— start —

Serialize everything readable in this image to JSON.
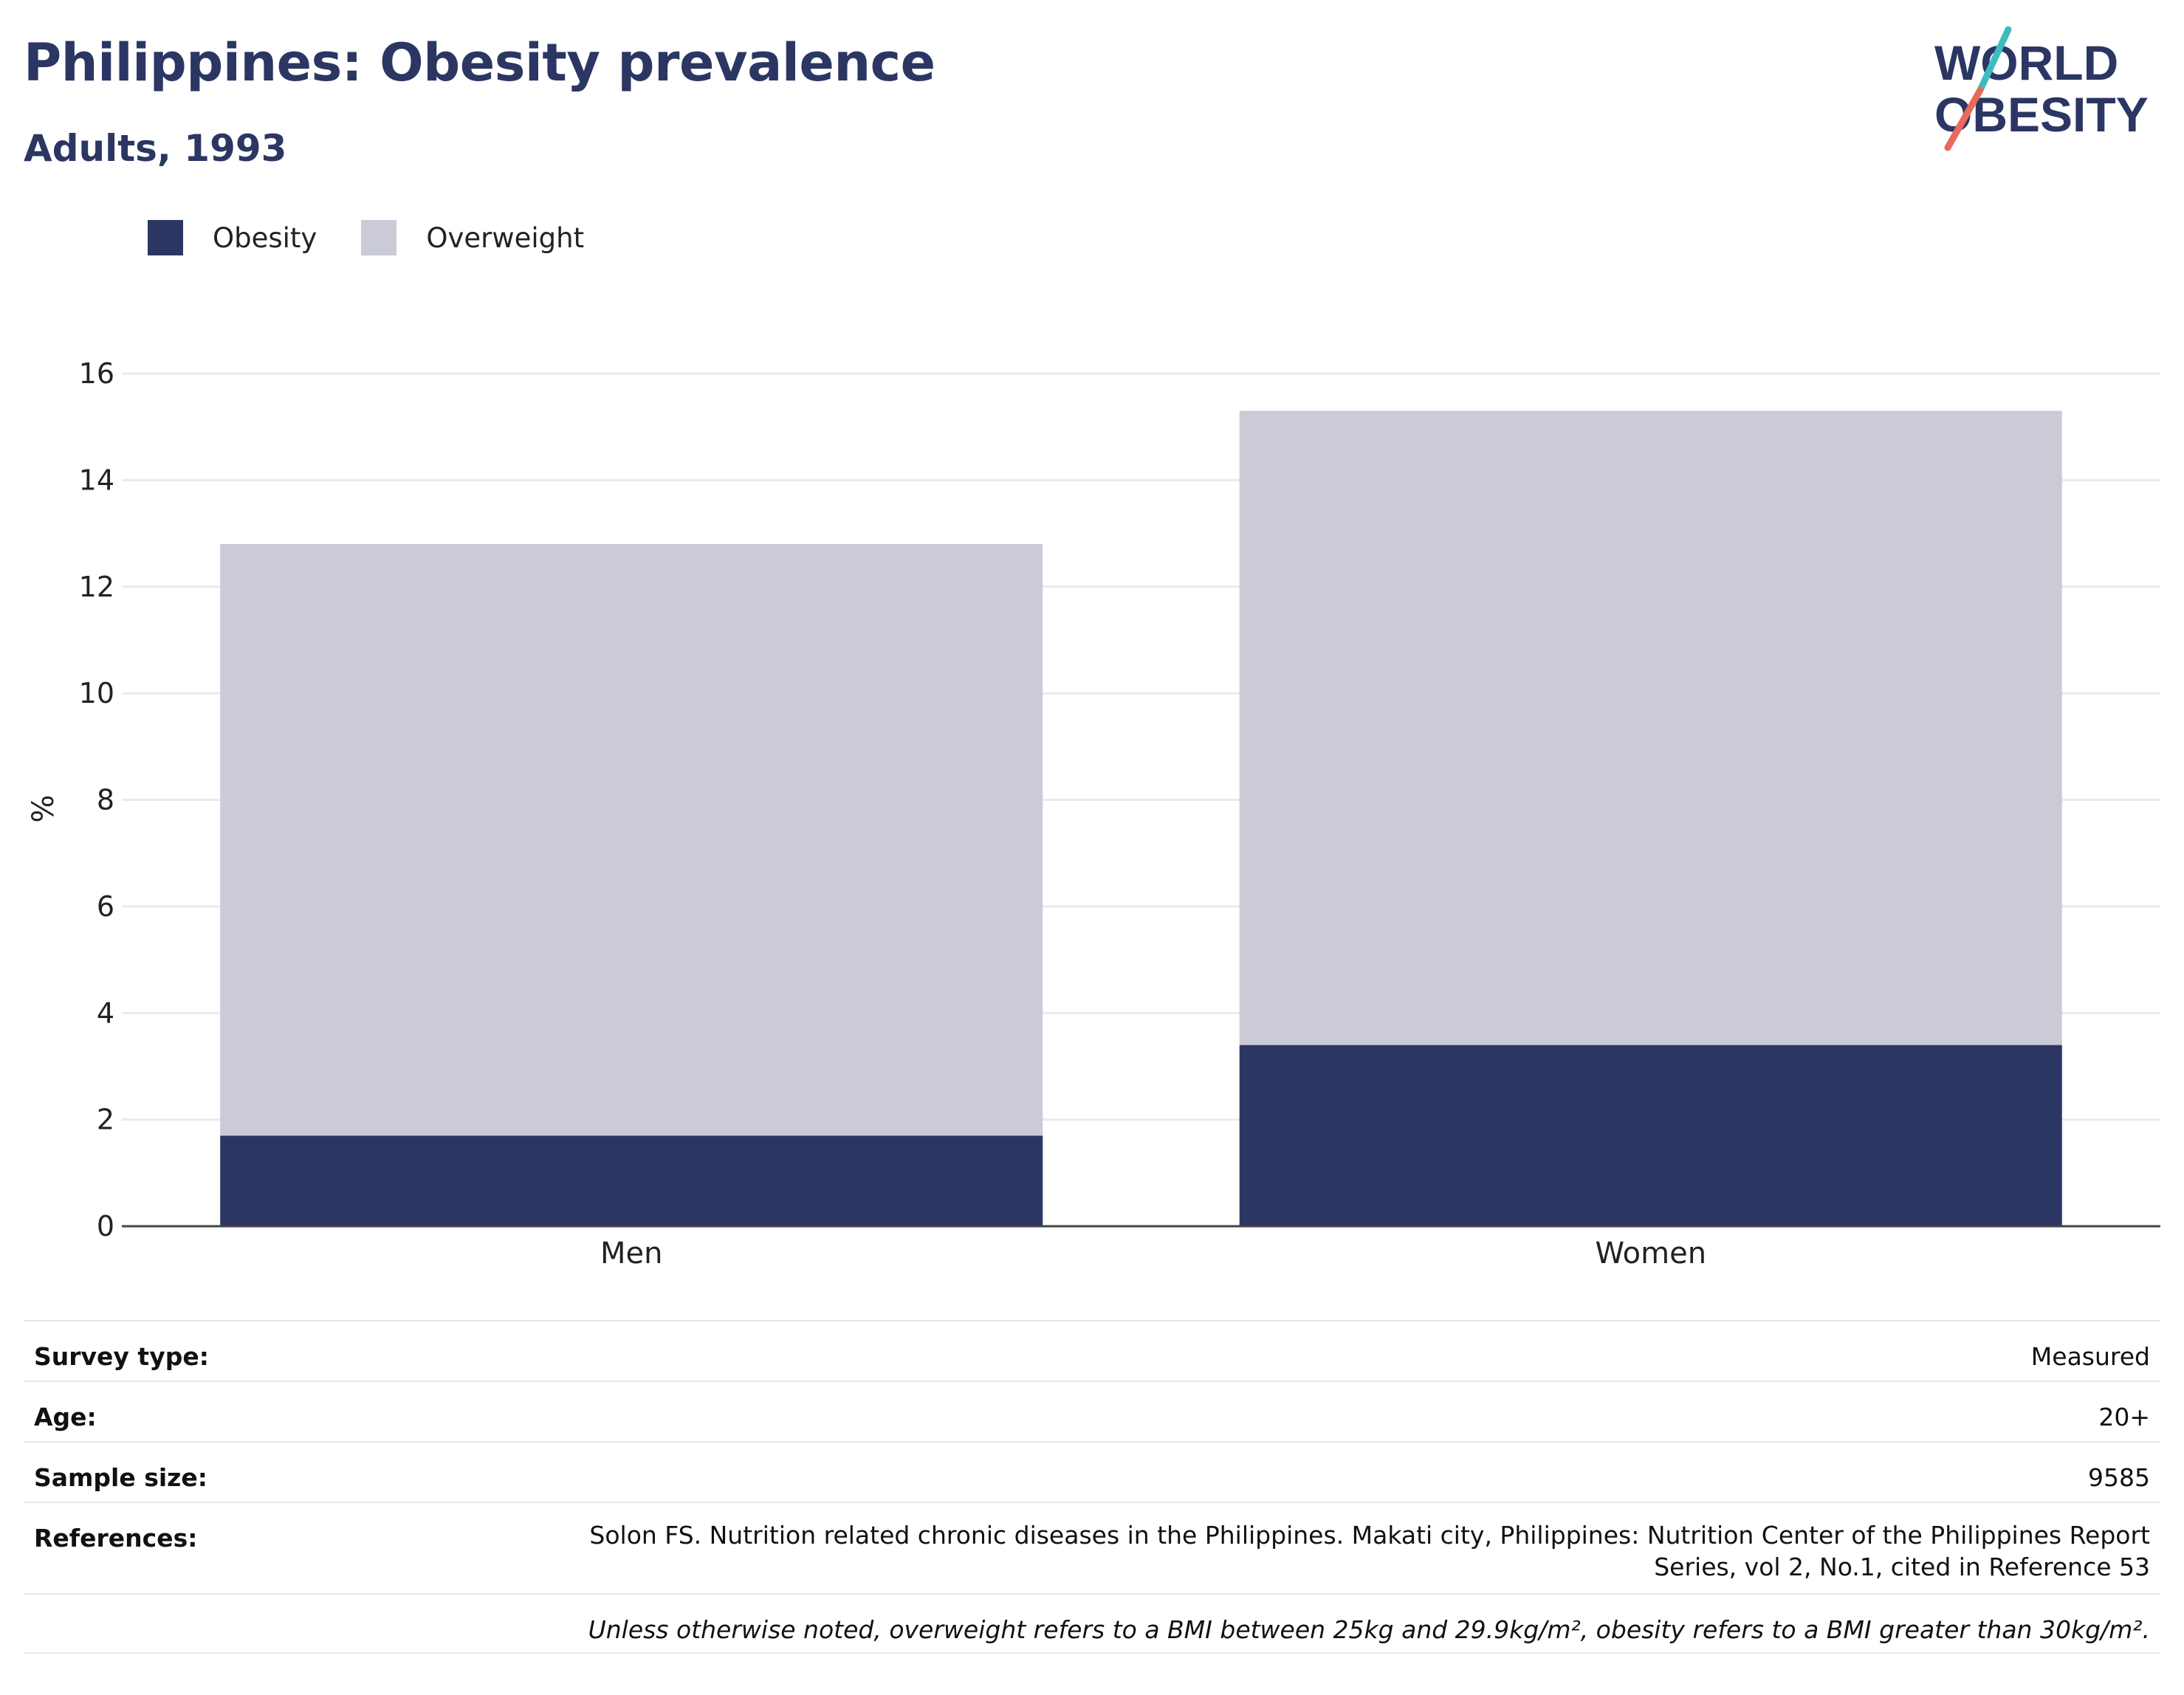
{
  "header": {
    "title": "Philippines: Obesity prevalence",
    "subtitle": "Adults, 1993",
    "logo_line1": "WORLD",
    "logo_line2": "OBESITY"
  },
  "legend": {
    "items": [
      {
        "label": "Obesity",
        "color": "#2b3663"
      },
      {
        "label": "Overweight",
        "color": "#cacbd7"
      }
    ]
  },
  "chart_data": {
    "type": "bar",
    "stacked": true,
    "categories": [
      "Men",
      "Women"
    ],
    "series": [
      {
        "name": "Obesity",
        "values": [
          1.7,
          3.4
        ],
        "color": "#2b3663"
      },
      {
        "name": "Overweight",
        "values": [
          11.1,
          11.9
        ],
        "color": "#cacbd7"
      }
    ],
    "ylabel": "%",
    "ylim": [
      0,
      16
    ],
    "yticks": [
      0,
      2,
      4,
      6,
      8,
      10,
      12,
      14,
      16
    ],
    "grid": true
  },
  "info": {
    "survey_type_label": "Survey type:",
    "survey_type_value": "Measured",
    "age_label": "Age:",
    "age_value": "20+",
    "sample_size_label": "Sample size:",
    "sample_size_value": "9585",
    "references_label": "References:",
    "references_value": "Solon FS. Nutrition related chronic diseases in the Philippines. Makati city, Philippines: Nutrition Center of the Philippines Report Series, vol 2, No.1, cited in Reference 53",
    "note": "Unless otherwise noted, overweight refers to a BMI between 25kg and 29.9kg/m², obesity refers to a BMI greater than 30kg/m²."
  }
}
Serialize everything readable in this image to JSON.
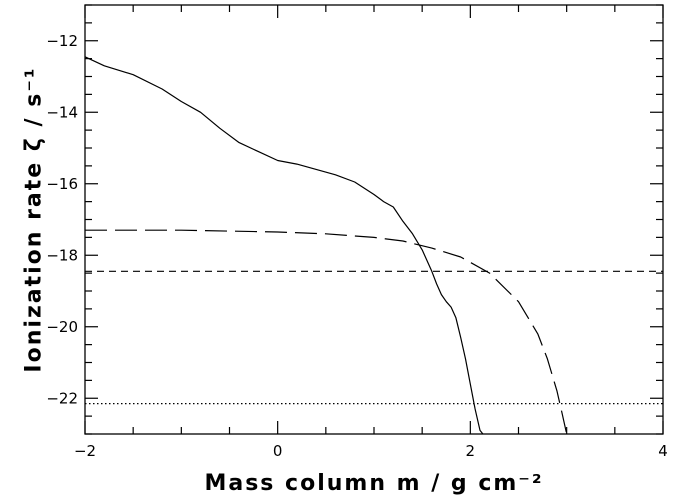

— end —

Given instruction
Return every line above in which the string "Philippines" occurs.

Output below
    "title": "Philippines: Obesity prevalence",
    "references_value": "Solon FS. Nutrition related chronic diseases in the Philippines. Makati city, Philippines: Nutrition Center of the Philippines Report Series, vol 2, No.1, cited in Reference 53",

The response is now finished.